* What is required *
Every record must be repeated exactly, with no omission.
**** Provided entries
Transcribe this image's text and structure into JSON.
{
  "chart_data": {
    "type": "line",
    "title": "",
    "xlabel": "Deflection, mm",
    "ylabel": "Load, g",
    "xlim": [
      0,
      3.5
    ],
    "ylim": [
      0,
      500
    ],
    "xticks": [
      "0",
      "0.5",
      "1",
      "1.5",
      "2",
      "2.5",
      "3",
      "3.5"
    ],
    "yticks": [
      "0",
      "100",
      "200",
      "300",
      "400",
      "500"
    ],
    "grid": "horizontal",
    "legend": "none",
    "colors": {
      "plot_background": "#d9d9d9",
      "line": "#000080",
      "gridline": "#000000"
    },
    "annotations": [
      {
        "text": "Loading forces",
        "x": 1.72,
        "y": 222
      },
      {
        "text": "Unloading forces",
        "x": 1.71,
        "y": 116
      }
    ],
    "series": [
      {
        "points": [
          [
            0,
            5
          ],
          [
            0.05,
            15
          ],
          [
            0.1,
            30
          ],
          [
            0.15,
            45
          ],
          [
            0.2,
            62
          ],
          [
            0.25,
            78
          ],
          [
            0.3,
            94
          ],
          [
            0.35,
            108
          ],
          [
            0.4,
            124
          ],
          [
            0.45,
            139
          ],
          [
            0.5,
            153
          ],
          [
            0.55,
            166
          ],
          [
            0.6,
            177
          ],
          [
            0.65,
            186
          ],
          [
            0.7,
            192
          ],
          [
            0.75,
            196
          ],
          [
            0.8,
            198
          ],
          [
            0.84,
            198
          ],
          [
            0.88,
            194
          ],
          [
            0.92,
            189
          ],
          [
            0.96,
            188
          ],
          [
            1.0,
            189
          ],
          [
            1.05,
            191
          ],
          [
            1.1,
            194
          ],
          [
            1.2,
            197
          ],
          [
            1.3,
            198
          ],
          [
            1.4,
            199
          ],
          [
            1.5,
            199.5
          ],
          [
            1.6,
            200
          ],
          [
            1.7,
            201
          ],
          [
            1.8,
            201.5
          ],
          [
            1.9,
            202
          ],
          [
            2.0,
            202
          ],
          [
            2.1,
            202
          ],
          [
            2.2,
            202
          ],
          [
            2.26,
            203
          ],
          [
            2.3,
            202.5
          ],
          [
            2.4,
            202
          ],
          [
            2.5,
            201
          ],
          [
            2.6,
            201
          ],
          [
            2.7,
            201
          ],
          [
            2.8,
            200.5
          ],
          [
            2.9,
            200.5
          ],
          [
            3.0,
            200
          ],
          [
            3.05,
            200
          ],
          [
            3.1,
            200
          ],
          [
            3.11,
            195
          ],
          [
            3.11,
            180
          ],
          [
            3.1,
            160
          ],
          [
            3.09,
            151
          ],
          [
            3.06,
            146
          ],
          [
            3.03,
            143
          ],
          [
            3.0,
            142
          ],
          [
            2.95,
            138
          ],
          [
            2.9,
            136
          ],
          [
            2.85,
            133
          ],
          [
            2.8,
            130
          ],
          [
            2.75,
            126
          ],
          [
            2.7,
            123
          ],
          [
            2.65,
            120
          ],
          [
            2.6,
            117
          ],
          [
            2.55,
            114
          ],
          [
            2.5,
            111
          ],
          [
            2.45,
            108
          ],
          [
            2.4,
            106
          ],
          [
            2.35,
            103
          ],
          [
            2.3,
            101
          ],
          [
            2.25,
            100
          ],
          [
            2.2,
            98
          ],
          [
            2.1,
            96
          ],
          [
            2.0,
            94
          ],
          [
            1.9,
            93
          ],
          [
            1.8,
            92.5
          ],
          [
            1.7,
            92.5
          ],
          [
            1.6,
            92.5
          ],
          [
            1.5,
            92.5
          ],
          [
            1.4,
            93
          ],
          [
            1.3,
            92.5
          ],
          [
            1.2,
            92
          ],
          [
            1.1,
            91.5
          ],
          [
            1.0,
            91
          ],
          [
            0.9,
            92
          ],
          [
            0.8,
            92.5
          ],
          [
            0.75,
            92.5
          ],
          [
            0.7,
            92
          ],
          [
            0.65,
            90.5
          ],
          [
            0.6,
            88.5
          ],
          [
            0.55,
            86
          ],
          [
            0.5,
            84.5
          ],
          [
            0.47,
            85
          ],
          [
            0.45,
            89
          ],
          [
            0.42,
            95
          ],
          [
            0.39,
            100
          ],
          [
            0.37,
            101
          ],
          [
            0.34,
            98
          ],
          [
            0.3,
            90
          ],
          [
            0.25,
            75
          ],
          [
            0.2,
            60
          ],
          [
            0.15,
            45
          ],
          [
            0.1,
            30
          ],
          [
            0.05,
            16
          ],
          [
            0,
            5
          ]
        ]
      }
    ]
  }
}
********
* Task output *
Transcribe this image's text and structure into JSON.
{
  "chart_data": {
    "type": "line",
    "title": "",
    "xlabel": "Deflection, mm",
    "ylabel": "Load, g",
    "xlim": [
      0,
      3.5
    ],
    "ylim": [
      0,
      500
    ],
    "xticks": [
      "0",
      "0.5",
      "1",
      "1.5",
      "2",
      "2.5",
      "3",
      "3.5"
    ],
    "yticks": [
      "0",
      "100",
      "200",
      "300",
      "400",
      "500"
    ],
    "grid": "horizontal",
    "legend": "none",
    "colors": {
      "plot_background": "#d9d9d9",
      "line": "#000080",
      "gridline": "#000000"
    },
    "annotations": [
      {
        "text": "Loading forces",
        "x": 1.72,
        "y": 222
      },
      {
        "text": "Unloading forces",
        "x": 1.71,
        "y": 116
      }
    ],
    "series": [
      {
        "points": [
          [
            0,
            5
          ],
          [
            0.05,
            15
          ],
          [
            0.1,
            30
          ],
          [
            0.15,
            45
          ],
          [
            0.2,
            62
          ],
          [
            0.25,
            78
          ],
          [
            0.3,
            94
          ],
          [
            0.35,
            108
          ],
          [
            0.4,
            124
          ],
          [
            0.45,
            139
          ],
          [
            0.5,
            153
          ],
          [
            0.55,
            166
          ],
          [
            0.6,
            177
          ],
          [
            0.65,
            186
          ],
          [
            0.7,
            192
          ],
          [
            0.75,
            196
          ],
          [
            0.8,
            198
          ],
          [
            0.84,
            198
          ],
          [
            0.88,
            194
          ],
          [
            0.92,
            189
          ],
          [
            0.96,
            188
          ],
          [
            1.0,
            189
          ],
          [
            1.05,
            191
          ],
          [
            1.1,
            194
          ],
          [
            1.2,
            197
          ],
          [
            1.3,
            198
          ],
          [
            1.4,
            199
          ],
          [
            1.5,
            199.5
          ],
          [
            1.6,
            200
          ],
          [
            1.7,
            201
          ],
          [
            1.8,
            201.5
          ],
          [
            1.9,
            202
          ],
          [
            2.0,
            202
          ],
          [
            2.1,
            202
          ],
          [
            2.2,
            202
          ],
          [
            2.26,
            203
          ],
          [
            2.3,
            202.5
          ],
          [
            2.4,
            202
          ],
          [
            2.5,
            201
          ],
          [
            2.6,
            201
          ],
          [
            2.7,
            201
          ],
          [
            2.8,
            200.5
          ],
          [
            2.9,
            200.5
          ],
          [
            3.0,
            200
          ],
          [
            3.05,
            200
          ],
          [
            3.1,
            200
          ],
          [
            3.11,
            195
          ],
          [
            3.11,
            180
          ],
          [
            3.1,
            160
          ],
          [
            3.09,
            151
          ],
          [
            3.06,
            146
          ],
          [
            3.03,
            143
          ],
          [
            3.0,
            142
          ],
          [
            2.95,
            138
          ],
          [
            2.9,
            136
          ],
          [
            2.85,
            133
          ],
          [
            2.8,
            130
          ],
          [
            2.75,
            126
          ],
          [
            2.7,
            123
          ],
          [
            2.65,
            120
          ],
          [
            2.6,
            117
          ],
          [
            2.55,
            114
          ],
          [
            2.5,
            111
          ],
          [
            2.45,
            108
          ],
          [
            2.4,
            106
          ],
          [
            2.35,
            103
          ],
          [
            2.3,
            101
          ],
          [
            2.25,
            100
          ],
          [
            2.2,
            98
          ],
          [
            2.1,
            96
          ],
          [
            2.0,
            94
          ],
          [
            1.9,
            93
          ],
          [
            1.8,
            92.5
          ],
          [
            1.7,
            92.5
          ],
          [
            1.6,
            92.5
          ],
          [
            1.5,
            92.5
          ],
          [
            1.4,
            93
          ],
          [
            1.3,
            92.5
          ],
          [
            1.2,
            92
          ],
          [
            1.1,
            91.5
          ],
          [
            1.0,
            91
          ],
          [
            0.9,
            92
          ],
          [
            0.8,
            92.5
          ],
          [
            0.75,
            92.5
          ],
          [
            0.7,
            92
          ],
          [
            0.65,
            90.5
          ],
          [
            0.6,
            88.5
          ],
          [
            0.55,
            86
          ],
          [
            0.5,
            84.5
          ],
          [
            0.47,
            85
          ],
          [
            0.45,
            89
          ],
          [
            0.42,
            95
          ],
          [
            0.39,
            100
          ],
          [
            0.37,
            101
          ],
          [
            0.34,
            98
          ],
          [
            0.3,
            90
          ],
          [
            0.25,
            75
          ],
          [
            0.2,
            60
          ],
          [
            0.15,
            45
          ],
          [
            0.1,
            30
          ],
          [
            0.05,
            16
          ],
          [
            0,
            5
          ]
        ]
      }
    ]
  }
}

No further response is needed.